Report the number of lines that include "dinheiro", with no additional text.
------------------------------------------------------------
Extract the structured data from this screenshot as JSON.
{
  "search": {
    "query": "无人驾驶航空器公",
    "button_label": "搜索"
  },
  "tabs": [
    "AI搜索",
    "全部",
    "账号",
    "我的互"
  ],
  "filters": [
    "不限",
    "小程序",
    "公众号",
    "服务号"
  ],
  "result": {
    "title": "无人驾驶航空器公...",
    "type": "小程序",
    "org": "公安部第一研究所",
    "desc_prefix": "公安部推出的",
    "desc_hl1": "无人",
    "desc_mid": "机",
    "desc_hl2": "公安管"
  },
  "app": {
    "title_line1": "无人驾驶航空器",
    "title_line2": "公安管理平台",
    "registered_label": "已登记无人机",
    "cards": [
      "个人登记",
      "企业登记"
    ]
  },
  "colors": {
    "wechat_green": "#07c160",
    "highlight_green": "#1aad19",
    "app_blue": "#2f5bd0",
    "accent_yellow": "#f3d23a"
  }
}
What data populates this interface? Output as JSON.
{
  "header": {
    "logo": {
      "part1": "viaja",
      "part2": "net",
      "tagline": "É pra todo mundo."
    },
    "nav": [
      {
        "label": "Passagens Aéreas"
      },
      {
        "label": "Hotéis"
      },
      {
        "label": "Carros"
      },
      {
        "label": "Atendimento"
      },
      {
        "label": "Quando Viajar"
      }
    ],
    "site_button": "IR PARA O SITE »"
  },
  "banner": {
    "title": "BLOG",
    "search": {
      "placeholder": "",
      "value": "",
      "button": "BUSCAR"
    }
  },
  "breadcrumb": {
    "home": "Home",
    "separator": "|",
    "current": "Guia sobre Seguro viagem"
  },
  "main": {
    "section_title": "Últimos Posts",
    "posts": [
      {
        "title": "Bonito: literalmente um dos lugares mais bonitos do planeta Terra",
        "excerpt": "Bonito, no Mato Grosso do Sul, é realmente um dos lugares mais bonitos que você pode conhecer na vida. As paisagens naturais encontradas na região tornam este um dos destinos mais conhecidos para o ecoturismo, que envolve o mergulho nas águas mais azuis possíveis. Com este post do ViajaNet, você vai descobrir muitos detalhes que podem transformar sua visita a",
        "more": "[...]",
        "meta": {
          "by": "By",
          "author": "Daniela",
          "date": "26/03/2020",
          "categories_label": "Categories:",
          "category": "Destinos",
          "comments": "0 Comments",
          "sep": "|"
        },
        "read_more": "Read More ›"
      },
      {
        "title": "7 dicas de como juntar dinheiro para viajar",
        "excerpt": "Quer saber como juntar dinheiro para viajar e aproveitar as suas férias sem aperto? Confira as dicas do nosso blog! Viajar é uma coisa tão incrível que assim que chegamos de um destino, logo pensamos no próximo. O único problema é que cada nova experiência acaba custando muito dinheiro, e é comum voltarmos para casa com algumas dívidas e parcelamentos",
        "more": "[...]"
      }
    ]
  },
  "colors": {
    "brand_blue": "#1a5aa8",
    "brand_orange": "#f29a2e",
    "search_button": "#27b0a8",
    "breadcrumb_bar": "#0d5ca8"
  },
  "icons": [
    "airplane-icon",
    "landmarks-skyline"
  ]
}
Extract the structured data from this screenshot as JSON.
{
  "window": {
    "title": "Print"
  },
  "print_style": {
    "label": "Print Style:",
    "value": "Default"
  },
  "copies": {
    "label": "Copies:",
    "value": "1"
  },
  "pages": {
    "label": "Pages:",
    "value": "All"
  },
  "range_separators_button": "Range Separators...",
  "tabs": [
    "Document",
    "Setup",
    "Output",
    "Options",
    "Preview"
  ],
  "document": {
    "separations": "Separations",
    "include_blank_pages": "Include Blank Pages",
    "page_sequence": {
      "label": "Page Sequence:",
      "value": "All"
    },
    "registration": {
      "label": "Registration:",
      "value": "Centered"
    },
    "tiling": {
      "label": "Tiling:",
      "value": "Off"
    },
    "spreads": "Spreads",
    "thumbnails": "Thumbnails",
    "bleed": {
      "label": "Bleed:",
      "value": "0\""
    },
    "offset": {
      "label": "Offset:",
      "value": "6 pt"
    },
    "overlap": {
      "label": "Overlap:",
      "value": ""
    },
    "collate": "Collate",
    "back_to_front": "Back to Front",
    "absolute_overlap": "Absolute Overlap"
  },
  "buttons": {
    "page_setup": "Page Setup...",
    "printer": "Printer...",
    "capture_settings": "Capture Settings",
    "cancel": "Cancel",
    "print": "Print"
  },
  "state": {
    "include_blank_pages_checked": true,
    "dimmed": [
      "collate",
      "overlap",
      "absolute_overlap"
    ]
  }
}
------------------------------------------------------------
SOLUTION> 2